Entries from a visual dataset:
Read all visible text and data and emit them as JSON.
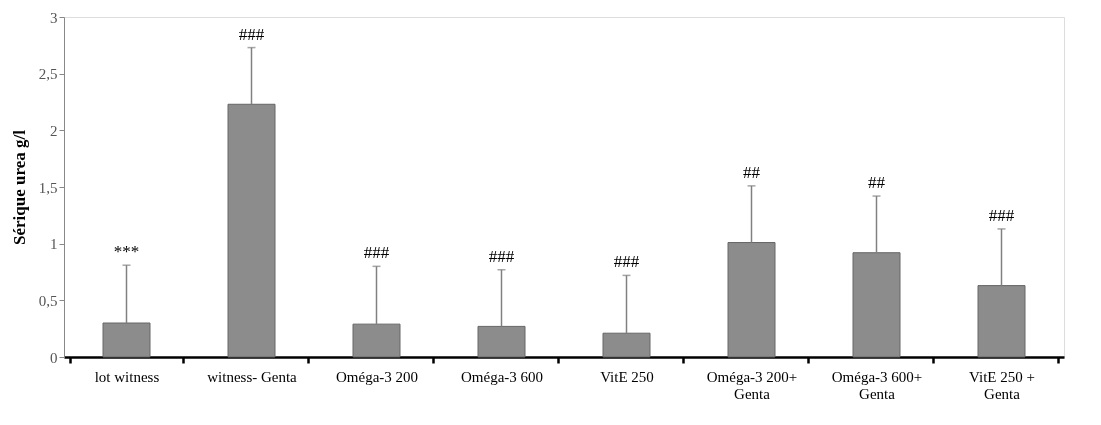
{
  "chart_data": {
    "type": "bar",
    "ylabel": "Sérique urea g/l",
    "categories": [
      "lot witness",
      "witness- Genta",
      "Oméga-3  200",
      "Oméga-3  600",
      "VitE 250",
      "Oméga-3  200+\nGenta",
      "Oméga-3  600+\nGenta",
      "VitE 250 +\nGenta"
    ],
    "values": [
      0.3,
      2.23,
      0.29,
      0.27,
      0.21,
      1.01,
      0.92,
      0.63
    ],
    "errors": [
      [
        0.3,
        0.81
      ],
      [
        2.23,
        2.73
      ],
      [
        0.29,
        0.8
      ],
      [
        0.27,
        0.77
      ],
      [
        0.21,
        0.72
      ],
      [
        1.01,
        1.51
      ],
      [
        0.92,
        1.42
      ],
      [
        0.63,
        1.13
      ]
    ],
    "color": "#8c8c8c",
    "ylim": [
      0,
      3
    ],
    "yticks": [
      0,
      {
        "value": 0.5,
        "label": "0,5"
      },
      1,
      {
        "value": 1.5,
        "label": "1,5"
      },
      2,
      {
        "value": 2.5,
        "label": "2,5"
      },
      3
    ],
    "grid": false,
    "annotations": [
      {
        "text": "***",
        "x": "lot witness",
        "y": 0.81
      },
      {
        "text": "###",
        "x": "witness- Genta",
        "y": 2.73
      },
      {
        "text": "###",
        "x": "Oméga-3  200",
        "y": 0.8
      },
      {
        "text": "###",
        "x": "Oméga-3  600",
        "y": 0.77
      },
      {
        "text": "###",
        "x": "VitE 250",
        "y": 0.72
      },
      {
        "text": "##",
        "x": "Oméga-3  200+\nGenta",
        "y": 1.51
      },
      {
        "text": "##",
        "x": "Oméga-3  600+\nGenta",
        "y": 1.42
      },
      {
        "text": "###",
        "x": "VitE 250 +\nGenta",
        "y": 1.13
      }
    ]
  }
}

Problem description: Report only how many lines in the records contain the word "witness".

Solution to the exercise: 4